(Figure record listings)
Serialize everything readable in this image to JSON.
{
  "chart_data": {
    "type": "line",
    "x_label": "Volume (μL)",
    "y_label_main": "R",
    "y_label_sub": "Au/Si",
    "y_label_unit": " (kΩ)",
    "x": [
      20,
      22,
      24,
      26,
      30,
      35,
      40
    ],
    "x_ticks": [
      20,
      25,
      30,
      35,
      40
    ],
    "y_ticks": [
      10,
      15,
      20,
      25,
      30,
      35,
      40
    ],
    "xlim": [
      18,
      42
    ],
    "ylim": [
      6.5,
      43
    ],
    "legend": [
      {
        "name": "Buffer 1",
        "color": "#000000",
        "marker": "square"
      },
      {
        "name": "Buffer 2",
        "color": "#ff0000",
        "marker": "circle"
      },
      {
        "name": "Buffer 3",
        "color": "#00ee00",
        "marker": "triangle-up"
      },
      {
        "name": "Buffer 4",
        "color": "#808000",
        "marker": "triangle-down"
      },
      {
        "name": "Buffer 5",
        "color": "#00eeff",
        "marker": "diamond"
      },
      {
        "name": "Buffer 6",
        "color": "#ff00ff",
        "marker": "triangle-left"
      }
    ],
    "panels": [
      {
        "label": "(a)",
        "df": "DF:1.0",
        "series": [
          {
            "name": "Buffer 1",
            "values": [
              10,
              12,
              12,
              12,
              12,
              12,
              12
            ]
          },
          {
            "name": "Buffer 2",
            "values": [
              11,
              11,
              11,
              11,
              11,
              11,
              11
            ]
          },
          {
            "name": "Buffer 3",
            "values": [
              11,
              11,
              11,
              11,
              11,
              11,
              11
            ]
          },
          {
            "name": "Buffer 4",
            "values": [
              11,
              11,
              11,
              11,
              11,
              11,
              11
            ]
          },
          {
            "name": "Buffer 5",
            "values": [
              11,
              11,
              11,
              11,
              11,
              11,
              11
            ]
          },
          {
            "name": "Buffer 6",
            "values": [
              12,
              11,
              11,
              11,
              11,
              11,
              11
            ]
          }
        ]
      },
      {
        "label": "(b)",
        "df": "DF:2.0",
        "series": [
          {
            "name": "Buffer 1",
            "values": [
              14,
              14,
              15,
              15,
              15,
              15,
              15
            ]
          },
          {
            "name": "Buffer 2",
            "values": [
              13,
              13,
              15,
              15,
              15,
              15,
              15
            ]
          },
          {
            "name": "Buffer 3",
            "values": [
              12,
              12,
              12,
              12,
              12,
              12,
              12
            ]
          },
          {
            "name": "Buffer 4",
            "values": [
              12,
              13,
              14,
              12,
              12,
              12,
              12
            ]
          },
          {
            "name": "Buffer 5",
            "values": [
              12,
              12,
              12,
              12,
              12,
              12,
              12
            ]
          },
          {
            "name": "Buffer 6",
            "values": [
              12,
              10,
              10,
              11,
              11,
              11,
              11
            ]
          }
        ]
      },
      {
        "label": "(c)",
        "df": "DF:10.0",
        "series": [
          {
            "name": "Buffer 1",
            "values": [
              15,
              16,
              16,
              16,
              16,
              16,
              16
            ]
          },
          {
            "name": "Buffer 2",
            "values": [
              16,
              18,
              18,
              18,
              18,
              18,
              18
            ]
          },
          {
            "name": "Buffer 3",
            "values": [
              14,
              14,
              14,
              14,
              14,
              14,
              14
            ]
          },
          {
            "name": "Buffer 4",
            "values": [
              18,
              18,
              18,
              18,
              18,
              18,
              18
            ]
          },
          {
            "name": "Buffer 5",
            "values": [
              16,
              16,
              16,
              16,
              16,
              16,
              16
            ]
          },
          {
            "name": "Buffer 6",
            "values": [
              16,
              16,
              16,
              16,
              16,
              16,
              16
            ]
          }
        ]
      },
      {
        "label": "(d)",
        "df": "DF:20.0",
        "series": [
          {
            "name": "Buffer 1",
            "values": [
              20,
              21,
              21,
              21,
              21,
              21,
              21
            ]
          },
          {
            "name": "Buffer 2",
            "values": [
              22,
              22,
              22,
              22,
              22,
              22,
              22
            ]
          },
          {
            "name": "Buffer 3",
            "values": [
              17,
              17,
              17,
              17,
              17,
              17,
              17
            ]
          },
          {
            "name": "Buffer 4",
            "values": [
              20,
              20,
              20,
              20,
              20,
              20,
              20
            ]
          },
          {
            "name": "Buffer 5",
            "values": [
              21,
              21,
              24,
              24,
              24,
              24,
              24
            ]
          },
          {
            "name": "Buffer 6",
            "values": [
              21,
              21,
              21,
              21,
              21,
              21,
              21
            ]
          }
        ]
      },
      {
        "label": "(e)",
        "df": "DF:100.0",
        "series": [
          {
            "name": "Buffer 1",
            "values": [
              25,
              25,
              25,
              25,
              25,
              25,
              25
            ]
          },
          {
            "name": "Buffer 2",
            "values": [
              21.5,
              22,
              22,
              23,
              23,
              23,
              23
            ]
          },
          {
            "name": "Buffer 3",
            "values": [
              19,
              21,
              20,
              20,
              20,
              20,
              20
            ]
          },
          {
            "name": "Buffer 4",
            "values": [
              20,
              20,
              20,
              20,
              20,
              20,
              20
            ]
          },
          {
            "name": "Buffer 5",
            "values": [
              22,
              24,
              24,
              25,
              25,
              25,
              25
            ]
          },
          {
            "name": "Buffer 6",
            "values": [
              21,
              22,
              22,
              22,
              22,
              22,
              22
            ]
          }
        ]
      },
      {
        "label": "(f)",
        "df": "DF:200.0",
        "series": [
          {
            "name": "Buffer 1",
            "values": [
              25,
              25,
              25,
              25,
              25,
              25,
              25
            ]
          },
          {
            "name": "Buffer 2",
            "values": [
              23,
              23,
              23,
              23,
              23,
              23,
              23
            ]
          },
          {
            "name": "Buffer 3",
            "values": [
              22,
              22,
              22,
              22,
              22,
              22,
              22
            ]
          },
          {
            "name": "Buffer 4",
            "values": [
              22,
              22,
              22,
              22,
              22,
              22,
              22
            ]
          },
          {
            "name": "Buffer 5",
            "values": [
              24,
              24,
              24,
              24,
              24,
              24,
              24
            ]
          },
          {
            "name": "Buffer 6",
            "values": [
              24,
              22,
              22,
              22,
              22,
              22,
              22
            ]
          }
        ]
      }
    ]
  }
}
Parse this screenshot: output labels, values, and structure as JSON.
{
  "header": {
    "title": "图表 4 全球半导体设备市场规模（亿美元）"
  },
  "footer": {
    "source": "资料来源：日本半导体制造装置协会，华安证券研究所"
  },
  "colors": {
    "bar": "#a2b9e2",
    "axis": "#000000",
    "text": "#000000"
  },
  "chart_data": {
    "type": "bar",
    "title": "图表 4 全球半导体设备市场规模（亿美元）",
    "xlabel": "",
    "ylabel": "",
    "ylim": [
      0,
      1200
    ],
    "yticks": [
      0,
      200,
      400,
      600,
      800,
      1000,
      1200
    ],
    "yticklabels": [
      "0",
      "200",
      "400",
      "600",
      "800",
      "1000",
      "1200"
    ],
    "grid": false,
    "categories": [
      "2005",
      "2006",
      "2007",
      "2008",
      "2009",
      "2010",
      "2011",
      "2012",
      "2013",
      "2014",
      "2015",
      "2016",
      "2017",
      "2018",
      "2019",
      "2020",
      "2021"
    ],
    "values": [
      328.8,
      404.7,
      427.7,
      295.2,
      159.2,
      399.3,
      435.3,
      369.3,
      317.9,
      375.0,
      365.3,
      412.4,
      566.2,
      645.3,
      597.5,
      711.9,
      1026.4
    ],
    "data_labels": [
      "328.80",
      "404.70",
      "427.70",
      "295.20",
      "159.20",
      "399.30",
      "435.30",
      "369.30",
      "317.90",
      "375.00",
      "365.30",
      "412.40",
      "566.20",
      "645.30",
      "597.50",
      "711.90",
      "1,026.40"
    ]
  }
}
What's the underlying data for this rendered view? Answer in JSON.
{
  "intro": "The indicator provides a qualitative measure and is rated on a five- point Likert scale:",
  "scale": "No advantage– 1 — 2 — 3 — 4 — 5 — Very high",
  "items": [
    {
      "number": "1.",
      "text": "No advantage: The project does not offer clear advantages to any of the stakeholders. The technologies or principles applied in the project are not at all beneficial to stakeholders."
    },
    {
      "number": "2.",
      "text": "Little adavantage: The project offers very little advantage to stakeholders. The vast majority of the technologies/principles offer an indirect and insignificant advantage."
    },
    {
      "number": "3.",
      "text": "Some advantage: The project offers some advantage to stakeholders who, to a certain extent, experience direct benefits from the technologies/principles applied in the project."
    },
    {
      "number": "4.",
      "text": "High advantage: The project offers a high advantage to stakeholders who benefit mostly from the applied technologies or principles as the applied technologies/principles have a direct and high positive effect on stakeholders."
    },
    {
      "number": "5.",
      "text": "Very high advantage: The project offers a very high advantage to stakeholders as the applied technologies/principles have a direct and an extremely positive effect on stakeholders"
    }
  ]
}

== Goal of the exercise ==
In the listing, find every line containing the word "marker" and list it.

== Worked answer ==
        "marker": "square"
        "marker": "circle"
        "marker": "triangle-up"
        "marker": "triangle-down"
        "marker": "diamond"
        "marker": "triangle-left"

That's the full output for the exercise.